(The exercise) Where a line in the listing contains the string "cash", copy that line out.

(Given data)
⁂

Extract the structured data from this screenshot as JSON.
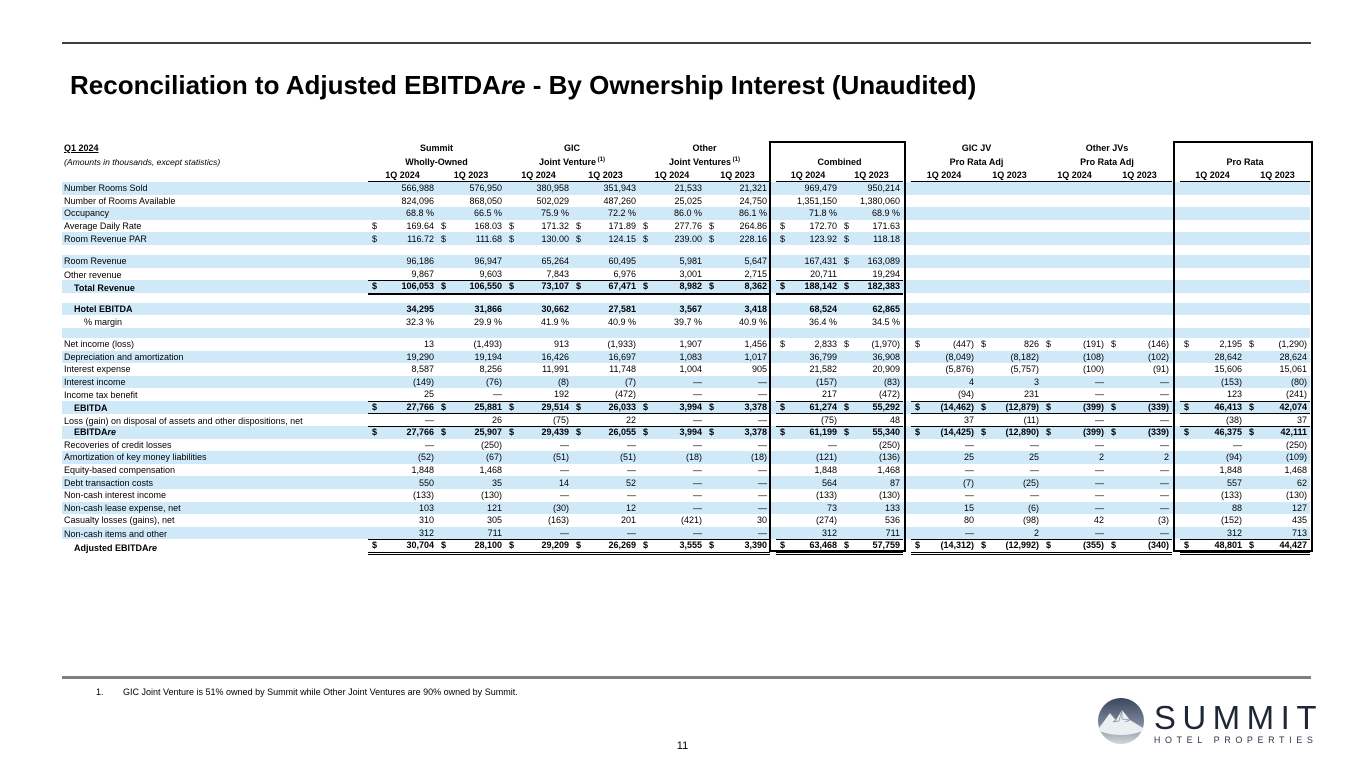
{
  "title": {
    "pre": "Reconciliation to Adjusted EBITDA",
    "italic": "re",
    "post": " - By Ownership Interest (Unaudited)"
  },
  "colors": {
    "stripe": "#d0e9f9",
    "logo_navy": "#1f2737"
  },
  "table": {
    "period_label": "Q1 2024",
    "subtitle": "(Amounts in thousands, except statistics)",
    "periods": [
      "1Q 2024",
      "1Q 2023"
    ],
    "col_groups": [
      {
        "top": "Summit",
        "bottom": "Wholly-Owned",
        "sup": ""
      },
      {
        "top": "GIC",
        "bottom": "Joint Venture",
        "sup": "(1)"
      },
      {
        "top": "Other",
        "bottom": "Joint Ventures",
        "sup": "(1)"
      },
      {
        "top": "",
        "bottom": "Combined",
        "sup": ""
      },
      {
        "top": "GIC JV",
        "bottom": "Pro Rata Adj",
        "sup": ""
      },
      {
        "top": "Other JVs",
        "bottom": "Pro Rata Adj",
        "sup": ""
      },
      {
        "top": "",
        "bottom": "Pro Rata",
        "sup": ""
      }
    ],
    "rows": [
      {
        "label": "Number Rooms Sold",
        "c": [
          "566,988",
          "576,950",
          "380,958",
          "351,943",
          "21,533",
          "21,321",
          "969,479",
          "950,214",
          "",
          "",
          "",
          "",
          "",
          ""
        ]
      },
      {
        "label": "Number of Rooms Available",
        "c": [
          "824,096",
          "868,050",
          "502,029",
          "487,260",
          "25,025",
          "24,750",
          "1,351,150",
          "1,380,060",
          "",
          "",
          "",
          "",
          "",
          ""
        ]
      },
      {
        "label": "Occupancy",
        "c": [
          "68.8 %",
          "66.5 %",
          "75.9 %",
          "72.2 %",
          "86.0 %",
          "86.1 %",
          "71.8 %",
          "68.9 %",
          "",
          "",
          "",
          "",
          "",
          ""
        ]
      },
      {
        "label": "Average Daily Rate",
        "d": [
          0,
          1,
          2,
          3,
          4,
          5,
          6,
          7
        ],
        "c": [
          "169.64",
          "168.03",
          "171.32",
          "171.89",
          "277.76",
          "264.86",
          "172.70",
          "171.63",
          "",
          "",
          "",
          "",
          "",
          ""
        ]
      },
      {
        "label": "Room Revenue PAR",
        "d": [
          0,
          1,
          2,
          3,
          4,
          5,
          6,
          7
        ],
        "c": [
          "116.72",
          "111.68",
          "130.00",
          "124.15",
          "239.00",
          "228.16",
          "123.92",
          "118.18",
          "",
          "",
          "",
          "",
          "",
          ""
        ]
      },
      {
        "gap": true
      },
      {
        "label": "Room Revenue",
        "d": [
          7
        ],
        "c": [
          "96,186",
          "96,947",
          "65,264",
          "60,495",
          "5,981",
          "5,647",
          "167,431",
          "163,089",
          "",
          "",
          "",
          "",
          "",
          ""
        ]
      },
      {
        "label": "Other revenue",
        "u": "u8",
        "c": [
          "9,867",
          "9,603",
          "7,843",
          "6,976",
          "3,001",
          "2,715",
          "20,711",
          "19,294",
          "",
          "",
          "",
          "",
          "",
          ""
        ]
      },
      {
        "label": "Total Revenue",
        "b": true,
        "ind": 1,
        "d": [
          0,
          1,
          2,
          3,
          4,
          5,
          6,
          7
        ],
        "u": "t8",
        "c": [
          "106,053",
          "106,550",
          "73,107",
          "67,471",
          "8,982",
          "8,362",
          "188,142",
          "182,383",
          "",
          "",
          "",
          "",
          "",
          ""
        ]
      },
      {
        "gap": true
      },
      {
        "label": "Hotel EBITDA",
        "b": true,
        "ind": 1,
        "c": [
          "34,295",
          "31,866",
          "30,662",
          "27,581",
          "3,567",
          "3,418",
          "68,524",
          "62,865",
          "",
          "",
          "",
          "",
          "",
          ""
        ]
      },
      {
        "label": "% margin",
        "ind": 2,
        "c": [
          "32.3 %",
          "29.9 %",
          "41.9 %",
          "40.9 %",
          "39.7 %",
          "40.9 %",
          "36.4 %",
          "34.5 %",
          "",
          "",
          "",
          "",
          "",
          ""
        ]
      },
      {
        "gap": true
      },
      {
        "label": "Net income (loss)",
        "d": [
          6,
          7,
          8,
          9,
          10,
          11,
          12,
          13
        ],
        "c": [
          "13",
          "(1,493)",
          "913",
          "(1,933)",
          "1,907",
          "1,456",
          "2,833",
          "(1,970)",
          "(447)",
          "826",
          "(191)",
          "(146)",
          "2,195",
          "(1,290)"
        ]
      },
      {
        "label": "Depreciation and amortization",
        "c": [
          "19,290",
          "19,194",
          "16,426",
          "16,697",
          "1,083",
          "1,017",
          "36,799",
          "36,908",
          "(8,049)",
          "(8,182)",
          "(108)",
          "(102)",
          "28,642",
          "28,624"
        ]
      },
      {
        "label": "Interest expense",
        "c": [
          "8,587",
          "8,256",
          "11,991",
          "11,748",
          "1,004",
          "905",
          "21,582",
          "20,909",
          "(5,876)",
          "(5,757)",
          "(100)",
          "(91)",
          "15,606",
          "15,061"
        ]
      },
      {
        "label": "Interest income",
        "c": [
          "(149)",
          "(76)",
          "(8)",
          "(7)",
          "—",
          "—",
          "(157)",
          "(83)",
          "4",
          "3",
          "—",
          "—",
          "(153)",
          "(80)"
        ]
      },
      {
        "label": "Income tax benefit",
        "u": "u14",
        "c": [
          "25",
          "—",
          "192",
          "(472)",
          "—",
          "—",
          "217",
          "(472)",
          "(94)",
          "231",
          "—",
          "—",
          "123",
          "(241)"
        ]
      },
      {
        "label": "EBITDA",
        "b": true,
        "ind": 1,
        "d": "all",
        "u": "u14",
        "c": [
          "27,766",
          "25,881",
          "29,514",
          "26,033",
          "3,994",
          "3,378",
          "61,274",
          "55,292",
          "(14,462)",
          "(12,879)",
          "(399)",
          "(339)",
          "46,413",
          "42,074"
        ]
      },
      {
        "label": "Loss (gain) on disposal of assets and other dispositions, net",
        "u": "u14",
        "c": [
          "—",
          "26",
          "(75)",
          "22",
          "—",
          "—",
          "(75)",
          "48",
          "37",
          "(11)",
          "—",
          "—",
          "(38)",
          "37"
        ]
      },
      {
        "label": "EBITDAre",
        "it": 2,
        "b": true,
        "ind": 1,
        "d": "all",
        "c": [
          "27,766",
          "25,907",
          "29,439",
          "26,055",
          "3,994",
          "3,378",
          "61,199",
          "55,340",
          "(14,425)",
          "(12,890)",
          "(399)",
          "(339)",
          "46,375",
          "42,111"
        ]
      },
      {
        "label": "Recoveries of credit losses",
        "c": [
          "—",
          "(250)",
          "—",
          "—",
          "—",
          "—",
          "—",
          "(250)",
          "—",
          "—",
          "—",
          "—",
          "—",
          "(250)"
        ]
      },
      {
        "label": "Amortization of key money liabilities",
        "c": [
          "(52)",
          "(67)",
          "(51)",
          "(51)",
          "(18)",
          "(18)",
          "(121)",
          "(136)",
          "25",
          "25",
          "2",
          "2",
          "(94)",
          "(109)"
        ]
      },
      {
        "label": "Equity-based compensation",
        "c": [
          "1,848",
          "1,468",
          "—",
          "—",
          "—",
          "—",
          "1,848",
          "1,468",
          "—",
          "—",
          "—",
          "—",
          "1,848",
          "1,468"
        ]
      },
      {
        "label": "Debt transaction costs",
        "c": [
          "550",
          "35",
          "14",
          "52",
          "—",
          "—",
          "564",
          "87",
          "(7)",
          "(25)",
          "—",
          "—",
          "557",
          "62"
        ]
      },
      {
        "label": "Non-cash interest income",
        "c": [
          "(133)",
          "(130)",
          "—",
          "—",
          "—",
          "—",
          "(133)",
          "(130)",
          "—",
          "—",
          "—",
          "—",
          "(133)",
          "(130)"
        ]
      },
      {
        "label": "Non-cash lease expense, net",
        "c": [
          "103",
          "121",
          "(30)",
          "12",
          "—",
          "—",
          "73",
          "133",
          "15",
          "(6)",
          "—",
          "—",
          "88",
          "127"
        ]
      },
      {
        "label": "Casualty losses (gains), net",
        "c": [
          "310",
          "305",
          "(163)",
          "201",
          "(421)",
          "30",
          "(274)",
          "536",
          "80",
          "(98)",
          "42",
          "(3)",
          "(152)",
          "435"
        ]
      },
      {
        "label": "Non-cash items and other",
        "u": "u14",
        "c": [
          "312",
          "711",
          "—",
          "—",
          "—",
          "—",
          "312",
          "711",
          "—",
          "2",
          "—",
          "—",
          "312",
          "713"
        ]
      },
      {
        "label": "Adjusted EBITDAre",
        "it": 2,
        "b": true,
        "ind": 1,
        "d": "all",
        "u": "dbl14",
        "c": [
          "30,704",
          "28,100",
          "29,209",
          "26,269",
          "3,555",
          "3,390",
          "63,468",
          "57,759",
          "(14,312)",
          "(12,992)",
          "(355)",
          "(340)",
          "48,801",
          "44,427"
        ]
      }
    ]
  },
  "footnote": {
    "number": "1.",
    "text": "GIC Joint Venture is 51% owned by Summit while Other Joint Ventures are 90% owned by Summit."
  },
  "page_number": "11",
  "logo": {
    "name": "SUMMIT",
    "tagline": "HOTEL PROPERTIES"
  }
}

⁂

(The completed task)
        "label": "Non-cash interest income",
        "label": "Non-cash lease expense, net",
        "label": "Non-cash items and other",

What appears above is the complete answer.